■ Document text
───

I think it is around £800 to UK including shipping and import duty / VAT - but depends on exchange rate at the time of buying


----------



## Neill (Jun 26, 2013)

oop north said:


> I think it is around £800 to UK including shipping and import duty / VAT - but depends on exchange rate at the time of buying


That's around what I got mine for.


----------



## 2971 (May 7, 2012)

Mine was £916 inc shipping/customs but also including the portafilter holder and the faster shipping option


----------



## Gangstarrrrr (Mar 4, 2013)

If you're headed over to the US anytime soon pick it up over there, far cheaper. Hell, could be worth planning a holiday around it!


----------



## tokyomb (Jan 26, 2014)

Gangstarrrrr said:


> If you're headed over to the US anytime soon pick it up over there, far cheaper. Hell, could be worth planning a holiday around it!

───

■ Stated exercise 1
Set down the passage of the forum thread from "## Gangstarrrrr (Mar" to "(Jan 26, 2014)" word for word.
■ Stated exercise 2
In the forum thread, how much did the poster 2971 pay, including shipping and customs?
■ Stated exercise 3
Write what comes next in the forum thread, continuing after its final line.

(Element and coordinate records)
───

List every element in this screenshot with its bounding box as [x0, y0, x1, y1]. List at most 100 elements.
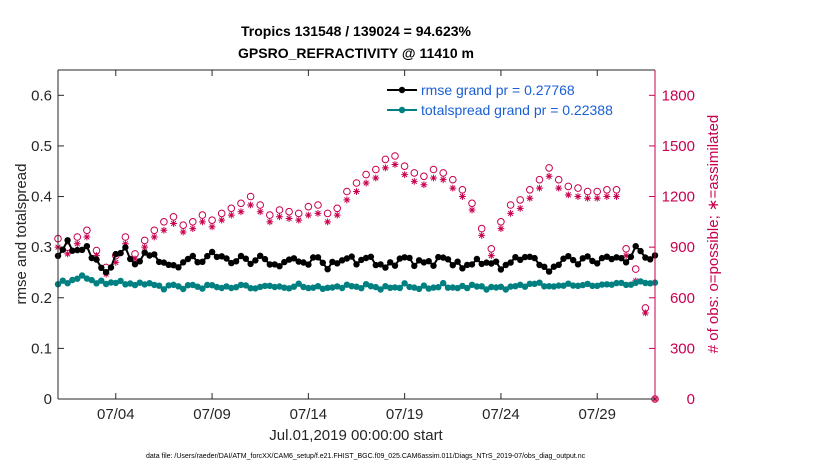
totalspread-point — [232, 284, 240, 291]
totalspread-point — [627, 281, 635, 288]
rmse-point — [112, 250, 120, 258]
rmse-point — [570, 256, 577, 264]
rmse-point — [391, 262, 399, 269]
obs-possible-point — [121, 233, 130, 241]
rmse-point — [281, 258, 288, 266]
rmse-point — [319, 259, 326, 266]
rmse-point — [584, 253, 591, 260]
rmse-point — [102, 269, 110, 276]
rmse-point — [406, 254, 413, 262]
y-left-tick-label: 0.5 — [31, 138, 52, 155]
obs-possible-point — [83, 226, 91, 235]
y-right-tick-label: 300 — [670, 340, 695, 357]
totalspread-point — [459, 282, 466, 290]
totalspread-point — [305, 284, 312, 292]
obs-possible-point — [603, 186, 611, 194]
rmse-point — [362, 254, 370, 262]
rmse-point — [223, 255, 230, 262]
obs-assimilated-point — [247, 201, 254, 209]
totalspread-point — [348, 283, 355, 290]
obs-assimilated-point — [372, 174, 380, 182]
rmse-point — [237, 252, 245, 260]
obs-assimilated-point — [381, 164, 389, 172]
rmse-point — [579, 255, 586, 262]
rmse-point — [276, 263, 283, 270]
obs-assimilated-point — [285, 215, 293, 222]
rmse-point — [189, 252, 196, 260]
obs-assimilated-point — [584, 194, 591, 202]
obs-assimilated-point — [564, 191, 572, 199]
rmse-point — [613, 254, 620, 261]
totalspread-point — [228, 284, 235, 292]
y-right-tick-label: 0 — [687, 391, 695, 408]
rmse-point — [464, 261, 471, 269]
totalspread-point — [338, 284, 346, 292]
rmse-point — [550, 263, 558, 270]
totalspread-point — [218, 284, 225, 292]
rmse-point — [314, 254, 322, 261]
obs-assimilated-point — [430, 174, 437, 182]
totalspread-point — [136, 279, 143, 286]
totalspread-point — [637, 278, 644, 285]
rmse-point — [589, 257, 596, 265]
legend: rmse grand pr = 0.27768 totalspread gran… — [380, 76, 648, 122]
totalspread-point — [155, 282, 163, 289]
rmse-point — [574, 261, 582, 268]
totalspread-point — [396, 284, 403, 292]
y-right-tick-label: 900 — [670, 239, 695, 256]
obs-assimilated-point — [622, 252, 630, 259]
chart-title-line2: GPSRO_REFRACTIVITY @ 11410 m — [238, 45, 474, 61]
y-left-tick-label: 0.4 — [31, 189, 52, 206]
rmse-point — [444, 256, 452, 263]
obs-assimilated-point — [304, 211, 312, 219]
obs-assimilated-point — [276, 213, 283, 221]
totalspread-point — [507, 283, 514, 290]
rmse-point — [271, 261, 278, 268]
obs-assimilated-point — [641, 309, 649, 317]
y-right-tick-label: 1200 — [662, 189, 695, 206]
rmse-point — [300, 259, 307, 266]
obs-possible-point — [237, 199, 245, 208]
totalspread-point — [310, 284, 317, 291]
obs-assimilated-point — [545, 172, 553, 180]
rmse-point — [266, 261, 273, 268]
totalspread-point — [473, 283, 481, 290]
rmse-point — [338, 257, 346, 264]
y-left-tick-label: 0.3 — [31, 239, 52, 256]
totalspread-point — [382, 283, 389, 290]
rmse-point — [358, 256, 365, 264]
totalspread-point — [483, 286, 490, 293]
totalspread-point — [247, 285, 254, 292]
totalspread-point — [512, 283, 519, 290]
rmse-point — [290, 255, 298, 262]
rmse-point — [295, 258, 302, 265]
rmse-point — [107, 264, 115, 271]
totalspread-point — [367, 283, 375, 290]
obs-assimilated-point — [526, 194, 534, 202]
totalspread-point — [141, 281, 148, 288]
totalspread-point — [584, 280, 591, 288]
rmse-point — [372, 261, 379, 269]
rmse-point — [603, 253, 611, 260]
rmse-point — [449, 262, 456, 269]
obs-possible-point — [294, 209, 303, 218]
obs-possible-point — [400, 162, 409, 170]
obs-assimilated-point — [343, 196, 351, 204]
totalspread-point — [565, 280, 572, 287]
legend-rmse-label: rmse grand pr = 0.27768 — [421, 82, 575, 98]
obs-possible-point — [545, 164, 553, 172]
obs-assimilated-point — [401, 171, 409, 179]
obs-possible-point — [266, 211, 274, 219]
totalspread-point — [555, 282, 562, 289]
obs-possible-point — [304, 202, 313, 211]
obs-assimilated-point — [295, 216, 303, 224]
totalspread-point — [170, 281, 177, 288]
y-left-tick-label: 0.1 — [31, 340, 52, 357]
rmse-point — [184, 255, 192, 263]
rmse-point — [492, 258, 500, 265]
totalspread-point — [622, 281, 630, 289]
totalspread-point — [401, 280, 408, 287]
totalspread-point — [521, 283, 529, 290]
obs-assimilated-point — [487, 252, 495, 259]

───

■ Exercise response 1
## Gangstarrrrr (Mar 4, 2013)

If you're headed over to the US anytime soon pick it up over there, far cheaper. Hell, could be worth planning a holiday around it!


----------



## tokyomb (Jan 26, 2014)

■ Exercise response 2
£916, which also covered the portafilter holder and the faster shipping option.

■ Exercise response 3
A pretty heavy and bulky piece of luggage - though as well packaged as it is I wouldn't be too worried about entrusting it to airport baggage handlers.


----------



## 4085 (Nov 23, 2012)

But if you buy it in the US, do you not have to pay local purchase tax which you do not pay for export, as you pay import duty?


----------



## jeebsy (May 5, 2013)

Yeah but its bugger all in comparison


----------



## Gangstarrrrr (Mar 4, 2013)

dfk41 said:


> But if you buy it in the US, do you not have to pay local purchase tax which you do not pay for export, as you pay import duty?


Nothing on mine. Delivery to Nevada.


----------



## The Systemic Kid (Nov 23, 2012)

Gangstarrrrr said:


> Nothing on mine. Delivery to Nevada.


Smug! I like it


----------



## dustbuddy (Aug 8, 2014)

Extremely excited - pushed the button on delivering one this morning to Hong Kong. Not sure when it will arrive but I am looking forward to dialling it in etc etc!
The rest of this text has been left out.